# Exercise description
Write out all entries word for word.

# Working data

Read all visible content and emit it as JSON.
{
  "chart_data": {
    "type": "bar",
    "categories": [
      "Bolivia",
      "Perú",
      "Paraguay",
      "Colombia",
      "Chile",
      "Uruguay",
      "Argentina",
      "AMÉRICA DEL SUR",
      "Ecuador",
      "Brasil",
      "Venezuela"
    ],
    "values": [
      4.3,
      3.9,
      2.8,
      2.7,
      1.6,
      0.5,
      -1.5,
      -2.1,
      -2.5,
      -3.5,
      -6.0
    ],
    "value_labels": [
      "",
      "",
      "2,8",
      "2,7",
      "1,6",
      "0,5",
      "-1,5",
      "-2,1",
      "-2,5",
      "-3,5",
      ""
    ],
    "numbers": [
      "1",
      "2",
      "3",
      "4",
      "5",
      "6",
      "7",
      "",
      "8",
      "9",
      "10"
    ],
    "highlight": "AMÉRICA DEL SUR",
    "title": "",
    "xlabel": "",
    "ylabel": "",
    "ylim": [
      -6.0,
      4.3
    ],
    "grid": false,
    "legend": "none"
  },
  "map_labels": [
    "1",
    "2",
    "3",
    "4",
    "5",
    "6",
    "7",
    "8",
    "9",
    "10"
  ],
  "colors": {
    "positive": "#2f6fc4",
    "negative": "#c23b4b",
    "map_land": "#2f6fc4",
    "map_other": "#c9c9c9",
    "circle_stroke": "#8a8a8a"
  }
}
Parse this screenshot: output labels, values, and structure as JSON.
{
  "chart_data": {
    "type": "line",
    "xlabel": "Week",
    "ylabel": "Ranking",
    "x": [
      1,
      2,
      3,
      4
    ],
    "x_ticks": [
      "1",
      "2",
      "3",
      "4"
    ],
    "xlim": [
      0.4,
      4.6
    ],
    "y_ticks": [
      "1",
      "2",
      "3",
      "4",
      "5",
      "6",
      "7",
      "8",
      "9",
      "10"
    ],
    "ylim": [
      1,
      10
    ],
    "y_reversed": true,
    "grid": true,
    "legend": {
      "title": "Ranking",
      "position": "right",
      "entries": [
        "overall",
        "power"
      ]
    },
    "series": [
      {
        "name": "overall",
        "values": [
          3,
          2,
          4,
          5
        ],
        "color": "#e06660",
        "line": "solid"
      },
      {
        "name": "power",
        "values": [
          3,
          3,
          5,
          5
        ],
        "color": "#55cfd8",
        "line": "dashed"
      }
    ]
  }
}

# Reply
Read all visible content and emit it as JSON.
{
  "chart_data": {
    "type": "bar",
    "categories": [
      "Bolivia",
      "Perú",
      "Paraguay",
      "Colombia",
      "Chile",
      "Uruguay",
      "Argentina",
      "AMÉRICA DEL SUR",
      "Ecuador",
      "Brasil",
      "Venezuela"
    ],
    "values": [
      4.3,
      3.9,
      2.8,
      2.7,
      1.6,
      0.5,
      -1.5,
      -2.1,
      -2.5,
      -3.5,
      -6.0
    ],
    "value_labels": [
      "",
      "",
      "2,8",
      "2,7",
      "1,6",
      "0,5",
      "-1,5",
      "-2,1",
      "-2,5",
      "-3,5",
      ""
    ],
    "numbers": [
      "1",
      "2",
      "3",
      "4",
      "5",
      "6",
      "7",
      "",
      "8",
      "9",
      "10"
    ],
    "highlight": "AMÉRICA DEL SUR",
    "title": "",
    "xlabel": "",
    "ylabel": "",
    "ylim": [
      -6.0,
      4.3
    ],
    "grid": false,
    "legend": "none"
  },
  "map_labels": [
    "1",
    "2",
    "3",
    "4",
    "5",
    "6",
    "7",
    "8",
    "9",
    "10"
  ],
  "colors": {
    "positive": "#2f6fc4",
    "negative": "#c23b4b",
    "map_land": "#2f6fc4",
    "map_other": "#c9c9c9",
    "circle_stroke": "#8a8a8a"
  }
}
Parse this screenshot: output labels, values, and structure as JSON.
{
  "chart_data": {
    "type": "line",
    "xlabel": "Week",
    "ylabel": "Ranking",
    "x": [
      1,
      2,
      3,
      4
    ],
    "x_ticks": [
      "1",
      "2",
      "3",
      "4"
    ],
    "xlim": [
      0.4,
      4.6
    ],
    "y_ticks": [
      "1",
      "2",
      "3",
      "4",
      "5",
      "6",
      "7",
      "8",
      "9",
      "10"
    ],
    "ylim": [
      1,
      10
    ],
    "y_reversed": true,
    "grid": true,
    "legend": {
      "title": "Ranking",
      "position": "right",
      "entries": [
        "overall",
        "power"
      ]
    },
    "series": [
      {
        "name": "overall",
        "values": [
          3,
          2,
          4,
          5
        ],
        "color": "#e06660",
        "line": "solid"
      },
      {
        "name": "power",
        "values": [
          3,
          3,
          5,
          5
        ],
        "color": "#55cfd8",
        "line": "dashed"
      }
    ]
  }
}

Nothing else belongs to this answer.